■ DONNÉES D'ENTRÉE ■
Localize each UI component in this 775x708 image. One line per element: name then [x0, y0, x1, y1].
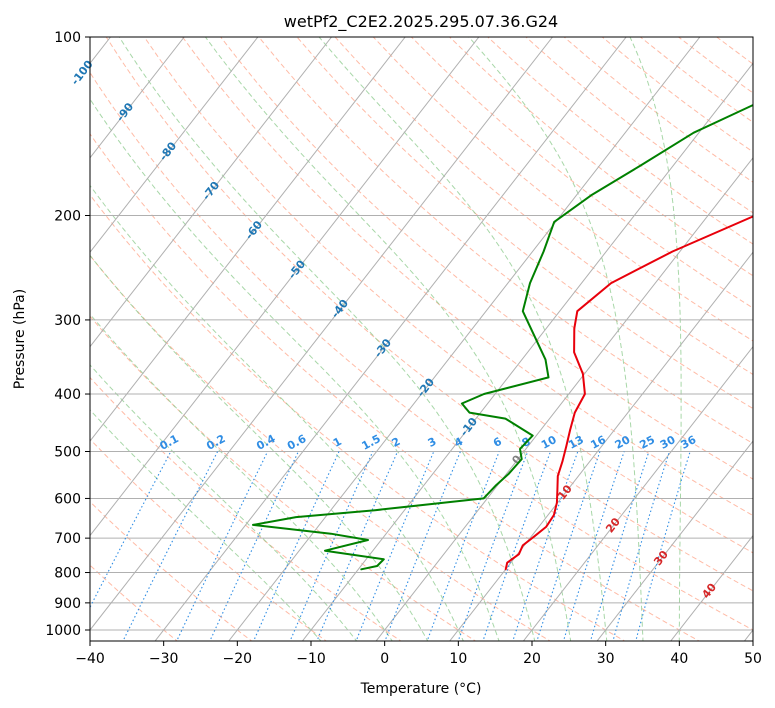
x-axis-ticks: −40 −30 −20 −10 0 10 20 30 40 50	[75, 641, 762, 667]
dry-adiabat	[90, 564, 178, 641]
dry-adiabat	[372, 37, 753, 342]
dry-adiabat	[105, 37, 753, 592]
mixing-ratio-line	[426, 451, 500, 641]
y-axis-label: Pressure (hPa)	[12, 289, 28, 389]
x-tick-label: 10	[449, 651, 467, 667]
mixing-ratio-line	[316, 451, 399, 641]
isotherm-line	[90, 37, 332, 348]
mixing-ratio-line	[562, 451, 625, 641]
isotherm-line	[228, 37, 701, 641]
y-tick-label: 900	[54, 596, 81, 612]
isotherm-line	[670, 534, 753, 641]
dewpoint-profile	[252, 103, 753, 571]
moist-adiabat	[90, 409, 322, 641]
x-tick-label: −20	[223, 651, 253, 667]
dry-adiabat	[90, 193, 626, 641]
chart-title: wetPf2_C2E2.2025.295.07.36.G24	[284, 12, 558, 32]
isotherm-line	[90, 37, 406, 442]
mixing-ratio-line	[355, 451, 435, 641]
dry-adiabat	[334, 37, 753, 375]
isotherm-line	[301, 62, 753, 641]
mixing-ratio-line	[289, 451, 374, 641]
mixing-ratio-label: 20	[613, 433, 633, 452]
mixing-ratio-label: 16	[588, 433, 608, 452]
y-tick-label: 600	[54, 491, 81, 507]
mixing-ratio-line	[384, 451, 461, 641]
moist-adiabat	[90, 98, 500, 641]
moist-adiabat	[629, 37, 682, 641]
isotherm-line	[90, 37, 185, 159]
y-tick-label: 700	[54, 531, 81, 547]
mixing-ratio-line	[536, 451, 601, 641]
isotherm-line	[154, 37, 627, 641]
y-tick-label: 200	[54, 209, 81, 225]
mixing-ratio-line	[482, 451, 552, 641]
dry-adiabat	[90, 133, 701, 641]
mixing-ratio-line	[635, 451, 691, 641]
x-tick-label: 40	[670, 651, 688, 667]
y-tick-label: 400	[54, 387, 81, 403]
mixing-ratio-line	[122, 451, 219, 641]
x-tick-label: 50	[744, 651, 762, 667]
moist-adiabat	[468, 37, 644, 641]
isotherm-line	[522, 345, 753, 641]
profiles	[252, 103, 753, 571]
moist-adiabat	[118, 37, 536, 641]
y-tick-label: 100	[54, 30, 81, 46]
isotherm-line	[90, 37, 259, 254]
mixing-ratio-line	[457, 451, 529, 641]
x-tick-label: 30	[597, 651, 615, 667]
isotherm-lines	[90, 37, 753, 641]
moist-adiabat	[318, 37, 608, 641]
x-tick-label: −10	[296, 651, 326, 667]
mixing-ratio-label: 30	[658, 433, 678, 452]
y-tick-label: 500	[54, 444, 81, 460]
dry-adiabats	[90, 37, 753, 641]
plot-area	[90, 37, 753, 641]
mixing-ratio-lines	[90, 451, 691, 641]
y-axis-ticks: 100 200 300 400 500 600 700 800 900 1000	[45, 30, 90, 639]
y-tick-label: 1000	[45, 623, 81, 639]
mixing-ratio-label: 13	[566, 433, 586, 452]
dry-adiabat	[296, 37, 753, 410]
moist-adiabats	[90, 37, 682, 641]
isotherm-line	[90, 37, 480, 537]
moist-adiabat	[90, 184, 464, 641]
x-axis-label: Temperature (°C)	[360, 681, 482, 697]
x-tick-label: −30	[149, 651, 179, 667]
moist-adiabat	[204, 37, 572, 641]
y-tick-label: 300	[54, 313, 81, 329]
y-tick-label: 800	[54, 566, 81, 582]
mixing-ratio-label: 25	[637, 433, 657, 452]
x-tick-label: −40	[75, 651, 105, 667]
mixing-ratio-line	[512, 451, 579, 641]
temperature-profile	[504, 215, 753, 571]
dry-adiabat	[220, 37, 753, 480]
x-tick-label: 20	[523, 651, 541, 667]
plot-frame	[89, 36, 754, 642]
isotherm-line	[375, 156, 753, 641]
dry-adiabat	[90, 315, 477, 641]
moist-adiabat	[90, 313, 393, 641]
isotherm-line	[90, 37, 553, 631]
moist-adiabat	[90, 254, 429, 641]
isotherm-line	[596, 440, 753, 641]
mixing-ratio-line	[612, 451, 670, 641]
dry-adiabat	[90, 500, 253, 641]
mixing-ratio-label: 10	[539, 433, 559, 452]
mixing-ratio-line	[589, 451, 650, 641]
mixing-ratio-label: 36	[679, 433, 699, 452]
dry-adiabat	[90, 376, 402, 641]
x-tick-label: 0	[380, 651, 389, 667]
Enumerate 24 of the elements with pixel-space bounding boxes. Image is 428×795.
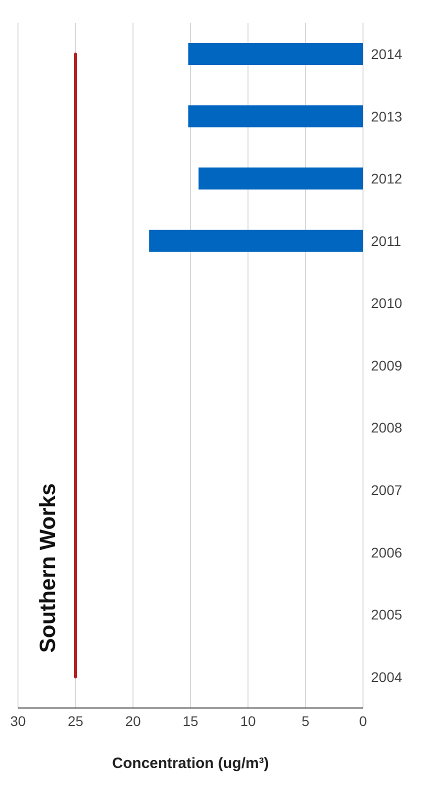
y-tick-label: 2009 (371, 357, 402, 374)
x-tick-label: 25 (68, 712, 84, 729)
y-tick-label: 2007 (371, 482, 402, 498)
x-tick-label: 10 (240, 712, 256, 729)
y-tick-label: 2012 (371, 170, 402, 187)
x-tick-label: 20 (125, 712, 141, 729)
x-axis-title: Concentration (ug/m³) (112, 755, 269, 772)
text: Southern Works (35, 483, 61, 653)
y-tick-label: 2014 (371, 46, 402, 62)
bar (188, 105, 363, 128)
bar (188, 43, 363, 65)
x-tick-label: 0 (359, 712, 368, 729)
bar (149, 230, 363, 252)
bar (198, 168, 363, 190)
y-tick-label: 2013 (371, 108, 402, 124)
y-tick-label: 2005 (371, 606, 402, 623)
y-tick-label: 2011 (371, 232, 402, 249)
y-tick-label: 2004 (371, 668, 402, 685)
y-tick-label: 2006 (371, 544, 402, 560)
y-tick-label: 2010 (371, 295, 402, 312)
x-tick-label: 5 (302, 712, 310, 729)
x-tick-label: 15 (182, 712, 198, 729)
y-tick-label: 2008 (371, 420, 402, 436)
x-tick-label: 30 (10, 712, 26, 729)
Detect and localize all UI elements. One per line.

■ OBJECTIF ■
Extrayez toutes les lignes des données ci-dessus et reproduisez-les à l'identique, sans les images.

■ CORRIGÉ ■
Localize each UI component in this 775x708 image. One line per element: name then [x0, y0, x1, y1].
x-axis-ticks: −40 −30 −20 −10 0 10 20 30 40 50	[75, 641, 762, 667]
dry-adiabat	[90, 564, 178, 641]
dry-adiabat	[372, 37, 753, 342]
dry-adiabat	[105, 37, 753, 592]
mixing-ratio-line	[426, 451, 500, 641]
y-axis-label: Pressure (hPa)	[12, 289, 28, 389]
x-tick-label: 10	[449, 651, 467, 667]
mixing-ratio-line	[316, 451, 399, 641]
isotherm-line	[90, 37, 332, 348]
mixing-ratio-line	[562, 451, 625, 641]
isotherm-line	[228, 37, 701, 641]
y-tick-label: 900	[54, 596, 81, 612]
isotherm-line	[670, 534, 753, 641]
dewpoint-profile	[252, 103, 753, 571]
moist-adiabat	[90, 409, 322, 641]
x-tick-label: −20	[223, 651, 253, 667]
dry-adiabat	[90, 193, 626, 641]
chart-title: wetPf2_C2E2.2025.295.07.36.G24	[284, 12, 558, 32]
isotherm-line	[90, 37, 406, 442]
mixing-ratio-line	[355, 451, 435, 641]
dry-adiabat	[334, 37, 753, 375]
isotherm-line	[301, 62, 753, 641]
mixing-ratio-line	[289, 451, 374, 641]
mixing-ratio-label: 20	[613, 433, 633, 452]
mixing-ratio-label: 16	[588, 433, 608, 452]
y-tick-label: 600	[54, 491, 81, 507]
mixing-ratio-line	[384, 451, 461, 641]
moist-adiabat	[90, 98, 500, 641]
moist-adiabat	[629, 37, 682, 641]
isotherm-line	[90, 37, 185, 159]
y-tick-label: 700	[54, 531, 81, 547]
mixing-ratio-line	[536, 451, 601, 641]
isotherm-line	[154, 37, 627, 641]
y-tick-label: 200	[54, 209, 81, 225]
mixing-ratio-line	[482, 451, 552, 641]
dry-adiabat	[90, 133, 701, 641]
mixing-ratio-line	[635, 451, 691, 641]
x-tick-label: 40	[670, 651, 688, 667]
y-tick-label: 400	[54, 387, 81, 403]
mixing-ratio-line	[122, 451, 219, 641]
x-tick-label: 50	[744, 651, 762, 667]
moist-adiabat	[468, 37, 644, 641]
isotherm-line	[522, 345, 753, 641]
profiles	[252, 103, 753, 571]
moist-adiabat	[118, 37, 536, 641]
y-tick-label: 100	[54, 30, 81, 46]
isotherm-line	[90, 37, 259, 254]
mixing-ratio-line	[457, 451, 529, 641]
x-tick-label: 30	[597, 651, 615, 667]
isotherm-lines	[90, 37, 753, 641]
moist-adiabat	[318, 37, 608, 641]
x-tick-label: −10	[296, 651, 326, 667]
mixing-ratio-label: 30	[658, 433, 678, 452]
y-tick-label: 500	[54, 444, 81, 460]
dry-adiabats	[90, 37, 753, 641]
plot-area	[90, 37, 753, 641]
mixing-ratio-lines	[90, 451, 691, 641]
y-axis-ticks: 100 200 300 400 500 600 700 800 900 1000	[45, 30, 90, 639]
y-tick-label: 1000	[45, 623, 81, 639]
mixing-ratio-label: 13	[566, 433, 586, 452]
dry-adiabat	[296, 37, 753, 410]
moist-adiabats	[90, 37, 682, 641]
isotherm-line	[90, 37, 480, 537]
moist-adiabat	[90, 184, 464, 641]
x-axis-label: Temperature (°C)	[360, 681, 482, 697]
x-tick-label: −30	[149, 651, 179, 667]
moist-adiabat	[204, 37, 572, 641]
y-tick-label: 300	[54, 313, 81, 329]
y-tick-label: 800	[54, 566, 81, 582]
mixing-ratio-label: 25	[637, 433, 657, 452]
x-tick-label: −40	[75, 651, 105, 667]
mixing-ratio-line	[512, 451, 579, 641]
temperature-profile	[504, 215, 753, 571]
dry-adiabat	[220, 37, 753, 480]
x-tick-label: 20	[523, 651, 541, 667]
plot-frame	[89, 36, 754, 642]
isotherm-line	[375, 156, 753, 641]
dry-adiabat	[90, 315, 477, 641]
moist-adiabat	[90, 313, 393, 641]
isotherm-line	[90, 37, 553, 631]
moist-adiabat	[90, 254, 429, 641]
isotherm-line	[596, 440, 753, 641]
mixing-ratio-line	[612, 451, 670, 641]
dry-adiabat	[90, 500, 253, 641]
mixing-ratio-label: 10	[539, 433, 559, 452]
mixing-ratio-line	[589, 451, 650, 641]
mixing-ratio-label: 36	[679, 433, 699, 452]
dry-adiabat	[90, 376, 402, 641]
x-tick-label: 0	[380, 651, 389, 667]
Enumerate 24 of the elements with pixel-space bounding boxes. Image is 428×795.
y-tick-label: 2009 (371, 357, 402, 374)
x-tick-label: 25 (68, 712, 84, 729)
y-tick-label: 2007 (371, 482, 402, 498)
x-tick-label: 10 (240, 712, 256, 729)
y-tick-label: 2012 (371, 170, 402, 187)
x-tick-label: 20 (125, 712, 141, 729)
x-axis-title: Concentration (ug/m³) (112, 755, 269, 772)
text: Southern Works (35, 483, 61, 653)
y-tick-label: 2014 (371, 46, 402, 62)
bar (188, 105, 363, 128)
bar (188, 43, 363, 65)
x-tick-label: 0 (359, 712, 368, 729)
bar (149, 230, 363, 252)
bar (198, 168, 363, 190)
y-tick-label: 2013 (371, 108, 402, 124)
y-tick-label: 2005 (371, 606, 402, 623)
y-tick-label: 2011 (371, 232, 402, 249)
y-tick-label: 2004 (371, 668, 402, 685)
y-tick-label: 2006 (371, 544, 402, 560)
y-tick-label: 2010 (371, 295, 402, 312)
x-tick-label: 5 (302, 712, 310, 729)
x-tick-label: 15 (182, 712, 198, 729)
y-tick-label: 2008 (371, 420, 402, 436)
x-tick-label: 30 (10, 712, 26, 729)
Detect and localize all UI elements. One per line.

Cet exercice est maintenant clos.